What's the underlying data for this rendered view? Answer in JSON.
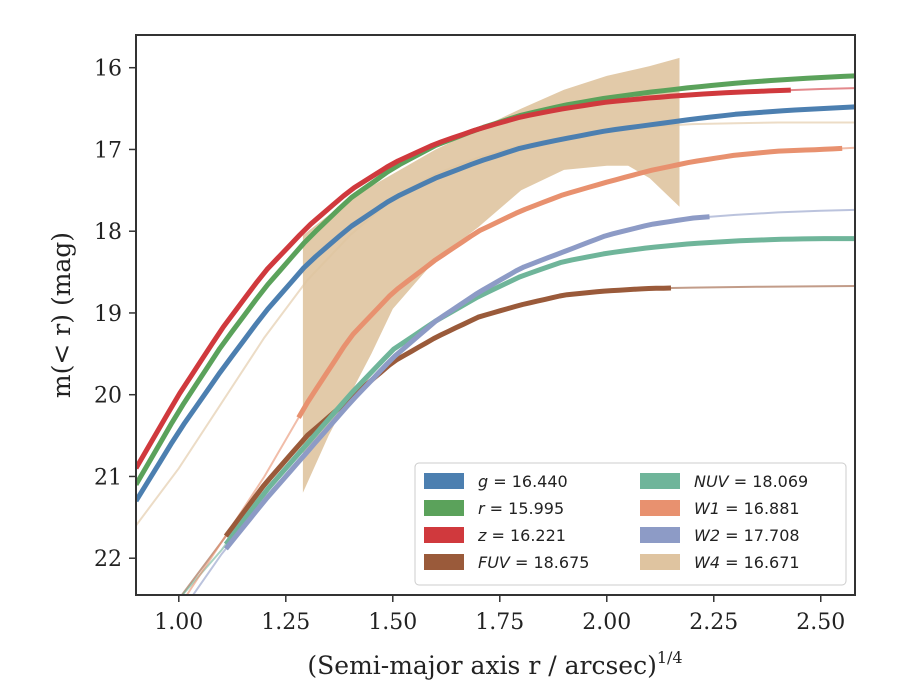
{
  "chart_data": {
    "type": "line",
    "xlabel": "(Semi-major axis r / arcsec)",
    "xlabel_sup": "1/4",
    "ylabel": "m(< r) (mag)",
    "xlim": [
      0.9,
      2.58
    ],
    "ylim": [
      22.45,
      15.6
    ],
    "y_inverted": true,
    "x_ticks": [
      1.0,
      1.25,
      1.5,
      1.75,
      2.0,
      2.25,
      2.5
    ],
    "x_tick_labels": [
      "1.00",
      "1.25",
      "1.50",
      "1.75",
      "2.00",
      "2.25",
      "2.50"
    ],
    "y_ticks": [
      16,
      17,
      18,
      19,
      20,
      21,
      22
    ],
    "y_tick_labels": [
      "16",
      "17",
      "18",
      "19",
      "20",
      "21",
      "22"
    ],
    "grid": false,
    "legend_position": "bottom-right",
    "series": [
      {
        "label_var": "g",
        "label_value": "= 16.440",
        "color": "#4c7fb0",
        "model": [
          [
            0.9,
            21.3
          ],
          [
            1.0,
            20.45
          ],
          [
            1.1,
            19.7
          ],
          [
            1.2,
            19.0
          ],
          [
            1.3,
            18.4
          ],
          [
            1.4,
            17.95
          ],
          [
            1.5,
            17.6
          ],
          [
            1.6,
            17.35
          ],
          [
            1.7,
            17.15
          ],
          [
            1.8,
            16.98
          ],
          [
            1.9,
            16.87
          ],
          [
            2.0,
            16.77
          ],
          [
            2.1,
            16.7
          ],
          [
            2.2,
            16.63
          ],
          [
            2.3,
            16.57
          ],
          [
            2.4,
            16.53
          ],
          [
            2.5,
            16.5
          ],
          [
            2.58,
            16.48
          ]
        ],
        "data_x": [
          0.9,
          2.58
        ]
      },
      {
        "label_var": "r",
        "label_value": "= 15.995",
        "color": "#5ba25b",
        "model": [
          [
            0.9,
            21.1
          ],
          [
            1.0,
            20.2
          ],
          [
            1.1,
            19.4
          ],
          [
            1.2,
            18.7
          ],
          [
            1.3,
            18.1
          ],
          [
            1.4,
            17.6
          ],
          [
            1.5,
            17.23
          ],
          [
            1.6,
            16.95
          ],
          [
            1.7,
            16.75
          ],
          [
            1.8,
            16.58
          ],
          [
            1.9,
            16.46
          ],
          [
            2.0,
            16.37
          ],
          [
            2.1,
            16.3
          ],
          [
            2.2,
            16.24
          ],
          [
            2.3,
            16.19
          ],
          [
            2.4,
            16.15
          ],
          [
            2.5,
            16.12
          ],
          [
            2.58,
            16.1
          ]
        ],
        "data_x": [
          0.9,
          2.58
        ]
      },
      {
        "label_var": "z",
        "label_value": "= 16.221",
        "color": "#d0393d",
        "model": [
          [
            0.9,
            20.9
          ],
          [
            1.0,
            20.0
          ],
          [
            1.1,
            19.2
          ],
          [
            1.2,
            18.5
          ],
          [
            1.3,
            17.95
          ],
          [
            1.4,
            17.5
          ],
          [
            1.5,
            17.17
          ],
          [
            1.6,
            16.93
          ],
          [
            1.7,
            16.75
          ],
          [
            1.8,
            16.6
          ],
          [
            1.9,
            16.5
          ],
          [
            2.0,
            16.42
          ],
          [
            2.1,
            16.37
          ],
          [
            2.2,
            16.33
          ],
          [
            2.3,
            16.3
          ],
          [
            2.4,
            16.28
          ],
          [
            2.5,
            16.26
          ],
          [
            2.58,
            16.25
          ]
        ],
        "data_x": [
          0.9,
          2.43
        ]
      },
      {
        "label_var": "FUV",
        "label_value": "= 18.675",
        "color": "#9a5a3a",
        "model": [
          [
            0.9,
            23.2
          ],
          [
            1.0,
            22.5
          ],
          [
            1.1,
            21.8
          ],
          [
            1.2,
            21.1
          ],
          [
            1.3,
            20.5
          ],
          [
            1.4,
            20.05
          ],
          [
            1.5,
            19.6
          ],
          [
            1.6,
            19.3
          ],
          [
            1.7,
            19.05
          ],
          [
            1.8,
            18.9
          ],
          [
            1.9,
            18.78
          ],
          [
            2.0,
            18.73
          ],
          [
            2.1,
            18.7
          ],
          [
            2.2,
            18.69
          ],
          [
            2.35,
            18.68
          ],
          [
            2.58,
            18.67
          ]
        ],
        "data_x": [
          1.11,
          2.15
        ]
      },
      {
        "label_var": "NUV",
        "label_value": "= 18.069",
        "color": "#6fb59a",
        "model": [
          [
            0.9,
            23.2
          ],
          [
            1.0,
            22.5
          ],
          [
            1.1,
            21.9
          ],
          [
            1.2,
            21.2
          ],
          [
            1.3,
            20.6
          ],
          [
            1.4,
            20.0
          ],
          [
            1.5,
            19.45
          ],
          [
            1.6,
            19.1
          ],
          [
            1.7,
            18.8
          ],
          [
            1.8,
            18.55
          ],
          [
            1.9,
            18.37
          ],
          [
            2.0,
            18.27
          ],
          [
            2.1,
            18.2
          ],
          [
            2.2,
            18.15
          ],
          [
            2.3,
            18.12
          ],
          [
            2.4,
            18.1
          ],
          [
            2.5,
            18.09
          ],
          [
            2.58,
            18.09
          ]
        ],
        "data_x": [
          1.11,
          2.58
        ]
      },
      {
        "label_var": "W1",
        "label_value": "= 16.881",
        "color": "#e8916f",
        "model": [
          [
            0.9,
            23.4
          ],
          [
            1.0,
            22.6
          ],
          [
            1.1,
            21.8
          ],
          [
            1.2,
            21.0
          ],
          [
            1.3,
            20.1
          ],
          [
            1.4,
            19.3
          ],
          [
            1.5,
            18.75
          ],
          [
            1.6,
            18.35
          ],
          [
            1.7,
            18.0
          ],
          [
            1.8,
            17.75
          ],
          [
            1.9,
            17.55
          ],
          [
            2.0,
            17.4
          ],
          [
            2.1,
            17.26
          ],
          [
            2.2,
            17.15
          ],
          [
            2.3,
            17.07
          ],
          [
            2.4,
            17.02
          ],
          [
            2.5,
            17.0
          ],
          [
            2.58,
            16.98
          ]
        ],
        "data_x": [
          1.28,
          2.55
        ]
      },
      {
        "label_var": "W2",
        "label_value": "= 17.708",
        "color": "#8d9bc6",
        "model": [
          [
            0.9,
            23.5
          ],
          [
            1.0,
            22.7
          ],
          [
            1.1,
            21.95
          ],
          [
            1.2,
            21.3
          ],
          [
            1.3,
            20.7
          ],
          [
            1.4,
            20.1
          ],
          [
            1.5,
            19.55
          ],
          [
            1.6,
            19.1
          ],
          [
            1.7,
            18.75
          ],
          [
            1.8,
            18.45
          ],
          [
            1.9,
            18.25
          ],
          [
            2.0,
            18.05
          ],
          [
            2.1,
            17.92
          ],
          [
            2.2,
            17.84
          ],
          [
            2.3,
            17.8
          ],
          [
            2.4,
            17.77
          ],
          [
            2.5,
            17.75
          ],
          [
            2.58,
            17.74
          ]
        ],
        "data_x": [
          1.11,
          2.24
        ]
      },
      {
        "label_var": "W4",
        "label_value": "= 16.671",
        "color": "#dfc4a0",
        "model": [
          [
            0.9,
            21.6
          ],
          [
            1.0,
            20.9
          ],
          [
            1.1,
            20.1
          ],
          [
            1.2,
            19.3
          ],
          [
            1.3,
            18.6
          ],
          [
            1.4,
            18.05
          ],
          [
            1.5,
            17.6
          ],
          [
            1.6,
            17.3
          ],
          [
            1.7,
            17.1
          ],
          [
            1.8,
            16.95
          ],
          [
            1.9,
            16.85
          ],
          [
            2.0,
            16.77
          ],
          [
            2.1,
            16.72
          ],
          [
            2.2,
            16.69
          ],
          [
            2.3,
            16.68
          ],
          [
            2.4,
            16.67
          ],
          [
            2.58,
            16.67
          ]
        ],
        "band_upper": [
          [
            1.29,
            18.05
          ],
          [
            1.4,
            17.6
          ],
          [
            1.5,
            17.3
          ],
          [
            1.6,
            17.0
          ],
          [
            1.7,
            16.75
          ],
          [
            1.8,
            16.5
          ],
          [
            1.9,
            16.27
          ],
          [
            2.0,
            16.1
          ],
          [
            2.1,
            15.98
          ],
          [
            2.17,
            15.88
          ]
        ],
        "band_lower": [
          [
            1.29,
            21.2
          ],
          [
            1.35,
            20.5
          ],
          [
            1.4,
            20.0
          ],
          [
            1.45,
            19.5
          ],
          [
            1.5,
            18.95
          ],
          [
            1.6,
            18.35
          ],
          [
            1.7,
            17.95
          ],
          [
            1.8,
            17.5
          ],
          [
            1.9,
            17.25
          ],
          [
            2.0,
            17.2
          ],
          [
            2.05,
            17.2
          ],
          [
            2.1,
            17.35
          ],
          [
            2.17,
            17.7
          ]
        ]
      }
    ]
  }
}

...

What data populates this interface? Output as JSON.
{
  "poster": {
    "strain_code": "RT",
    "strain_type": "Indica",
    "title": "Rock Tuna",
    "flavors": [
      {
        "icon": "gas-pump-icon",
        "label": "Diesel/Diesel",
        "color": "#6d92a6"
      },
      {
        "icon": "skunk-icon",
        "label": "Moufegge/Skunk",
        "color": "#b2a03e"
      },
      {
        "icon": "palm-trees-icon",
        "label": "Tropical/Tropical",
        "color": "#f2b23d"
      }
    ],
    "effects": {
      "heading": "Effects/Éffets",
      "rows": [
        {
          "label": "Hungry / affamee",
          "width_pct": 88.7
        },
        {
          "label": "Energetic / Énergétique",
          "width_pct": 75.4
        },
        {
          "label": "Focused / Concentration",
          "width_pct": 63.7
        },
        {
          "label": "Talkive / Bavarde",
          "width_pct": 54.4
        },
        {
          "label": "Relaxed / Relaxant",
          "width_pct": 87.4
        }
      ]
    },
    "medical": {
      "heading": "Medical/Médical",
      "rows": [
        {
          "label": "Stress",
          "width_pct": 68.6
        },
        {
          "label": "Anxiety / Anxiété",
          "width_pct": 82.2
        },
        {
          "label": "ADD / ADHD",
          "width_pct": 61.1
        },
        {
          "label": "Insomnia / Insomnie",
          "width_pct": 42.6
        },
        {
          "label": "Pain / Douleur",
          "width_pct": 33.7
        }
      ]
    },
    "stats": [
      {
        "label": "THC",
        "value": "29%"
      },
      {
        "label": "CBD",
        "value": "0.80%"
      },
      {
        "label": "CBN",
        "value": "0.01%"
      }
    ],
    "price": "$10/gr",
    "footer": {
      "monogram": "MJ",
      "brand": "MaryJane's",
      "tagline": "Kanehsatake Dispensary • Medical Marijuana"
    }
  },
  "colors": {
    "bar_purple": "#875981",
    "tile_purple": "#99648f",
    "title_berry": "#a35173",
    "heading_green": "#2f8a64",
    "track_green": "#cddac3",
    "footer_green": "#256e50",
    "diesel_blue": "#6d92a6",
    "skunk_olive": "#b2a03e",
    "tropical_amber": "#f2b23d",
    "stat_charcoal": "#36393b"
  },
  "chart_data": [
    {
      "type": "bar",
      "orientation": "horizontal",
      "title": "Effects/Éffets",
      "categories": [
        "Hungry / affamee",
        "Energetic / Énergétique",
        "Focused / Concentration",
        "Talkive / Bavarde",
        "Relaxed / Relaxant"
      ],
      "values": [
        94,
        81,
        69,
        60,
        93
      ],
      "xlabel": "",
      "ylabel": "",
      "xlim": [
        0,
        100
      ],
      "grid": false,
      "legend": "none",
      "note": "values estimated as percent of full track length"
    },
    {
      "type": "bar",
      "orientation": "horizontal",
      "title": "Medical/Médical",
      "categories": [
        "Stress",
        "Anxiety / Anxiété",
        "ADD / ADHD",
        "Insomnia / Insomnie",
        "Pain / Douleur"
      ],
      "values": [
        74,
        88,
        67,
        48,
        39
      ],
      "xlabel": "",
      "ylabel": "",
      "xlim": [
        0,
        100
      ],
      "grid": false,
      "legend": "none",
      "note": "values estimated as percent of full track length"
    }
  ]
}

--

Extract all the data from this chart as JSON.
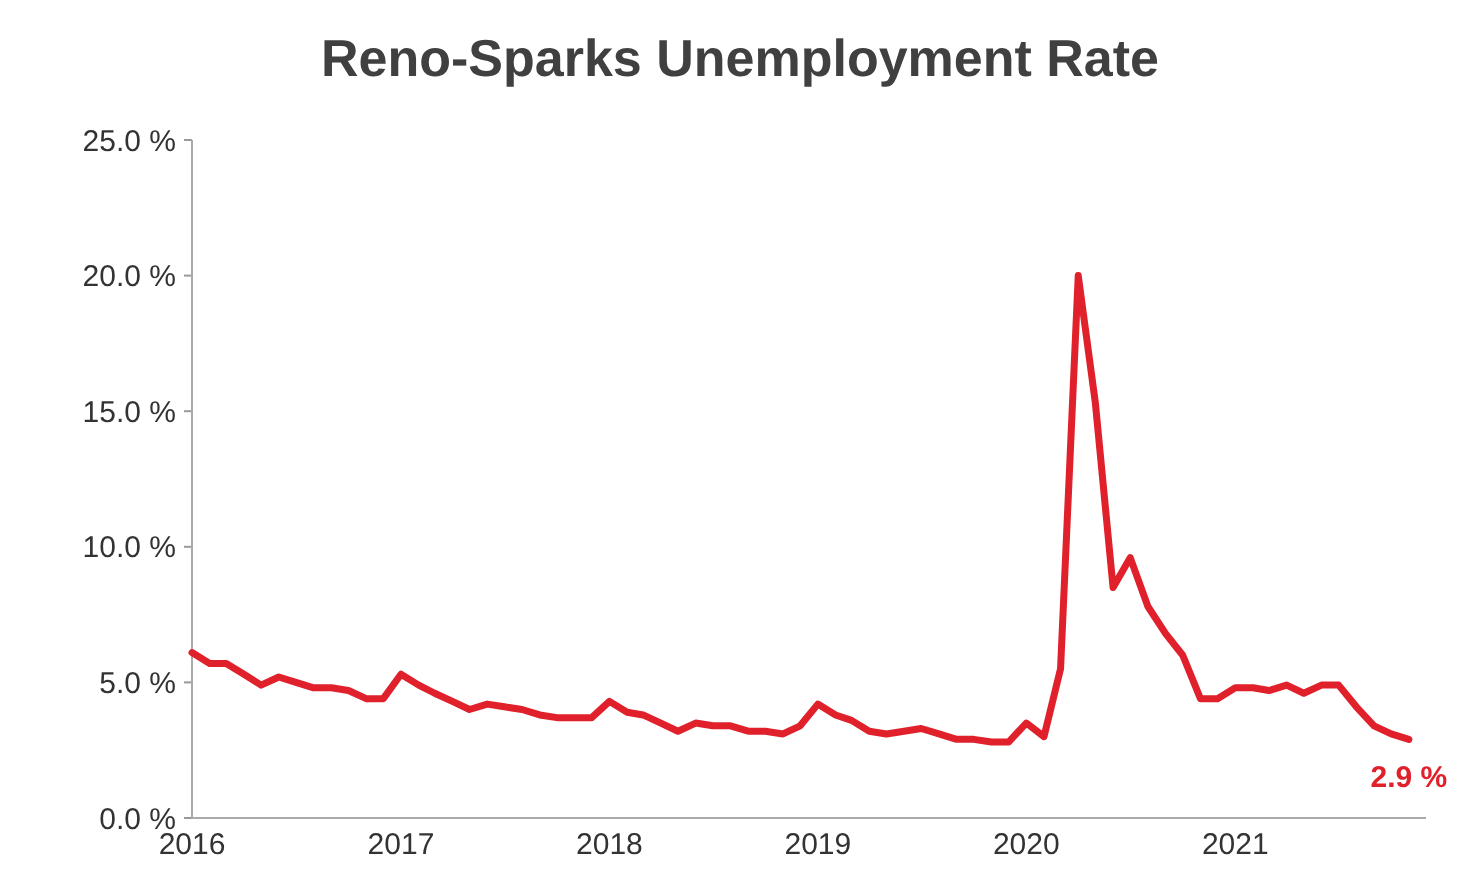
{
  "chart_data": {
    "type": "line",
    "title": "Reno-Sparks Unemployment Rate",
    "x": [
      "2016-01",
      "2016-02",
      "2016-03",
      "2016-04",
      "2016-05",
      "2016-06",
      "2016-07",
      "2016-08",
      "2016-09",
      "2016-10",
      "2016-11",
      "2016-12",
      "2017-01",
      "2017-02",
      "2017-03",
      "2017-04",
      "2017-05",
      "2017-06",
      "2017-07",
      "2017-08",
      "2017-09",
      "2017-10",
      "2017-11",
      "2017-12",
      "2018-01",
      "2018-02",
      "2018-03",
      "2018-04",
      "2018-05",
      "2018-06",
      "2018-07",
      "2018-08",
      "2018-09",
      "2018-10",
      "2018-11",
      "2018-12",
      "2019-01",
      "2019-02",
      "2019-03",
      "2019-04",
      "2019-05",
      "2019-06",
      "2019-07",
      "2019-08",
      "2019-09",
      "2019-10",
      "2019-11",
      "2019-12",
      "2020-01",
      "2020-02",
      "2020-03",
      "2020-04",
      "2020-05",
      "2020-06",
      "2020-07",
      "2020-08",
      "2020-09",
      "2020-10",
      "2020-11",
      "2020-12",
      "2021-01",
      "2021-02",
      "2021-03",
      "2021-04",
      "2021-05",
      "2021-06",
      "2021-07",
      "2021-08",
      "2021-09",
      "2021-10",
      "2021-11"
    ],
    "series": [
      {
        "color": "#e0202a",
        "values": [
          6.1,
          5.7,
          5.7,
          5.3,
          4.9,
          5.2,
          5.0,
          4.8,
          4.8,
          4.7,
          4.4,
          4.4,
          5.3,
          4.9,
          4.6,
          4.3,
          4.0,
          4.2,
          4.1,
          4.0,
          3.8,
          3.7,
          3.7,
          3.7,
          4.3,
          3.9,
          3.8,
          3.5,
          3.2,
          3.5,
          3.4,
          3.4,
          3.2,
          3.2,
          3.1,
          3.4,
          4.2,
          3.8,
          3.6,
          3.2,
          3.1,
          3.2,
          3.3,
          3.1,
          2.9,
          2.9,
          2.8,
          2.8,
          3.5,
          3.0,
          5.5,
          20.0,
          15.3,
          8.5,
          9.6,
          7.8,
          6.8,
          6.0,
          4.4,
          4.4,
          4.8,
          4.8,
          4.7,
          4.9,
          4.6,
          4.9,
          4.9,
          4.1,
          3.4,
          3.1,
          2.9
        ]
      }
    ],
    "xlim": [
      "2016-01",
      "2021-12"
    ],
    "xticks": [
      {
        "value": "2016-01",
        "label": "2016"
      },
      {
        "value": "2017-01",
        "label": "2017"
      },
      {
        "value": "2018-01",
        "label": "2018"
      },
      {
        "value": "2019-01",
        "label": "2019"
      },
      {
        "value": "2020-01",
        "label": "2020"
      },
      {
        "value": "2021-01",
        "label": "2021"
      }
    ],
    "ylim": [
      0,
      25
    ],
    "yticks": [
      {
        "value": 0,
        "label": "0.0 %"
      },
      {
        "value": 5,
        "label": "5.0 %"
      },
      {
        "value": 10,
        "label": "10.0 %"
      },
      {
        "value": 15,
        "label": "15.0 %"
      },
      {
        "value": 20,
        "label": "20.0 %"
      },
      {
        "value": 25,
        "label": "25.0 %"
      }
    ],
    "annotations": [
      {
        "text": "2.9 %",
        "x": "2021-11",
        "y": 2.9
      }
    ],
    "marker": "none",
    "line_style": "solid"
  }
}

Instructions to follow | Select every line in the material above where the string "Anxiety" occurs, and copy it.

Full answer |
          "label": "Anxiety / Anxiété",
        "Anxiety / Anxiété",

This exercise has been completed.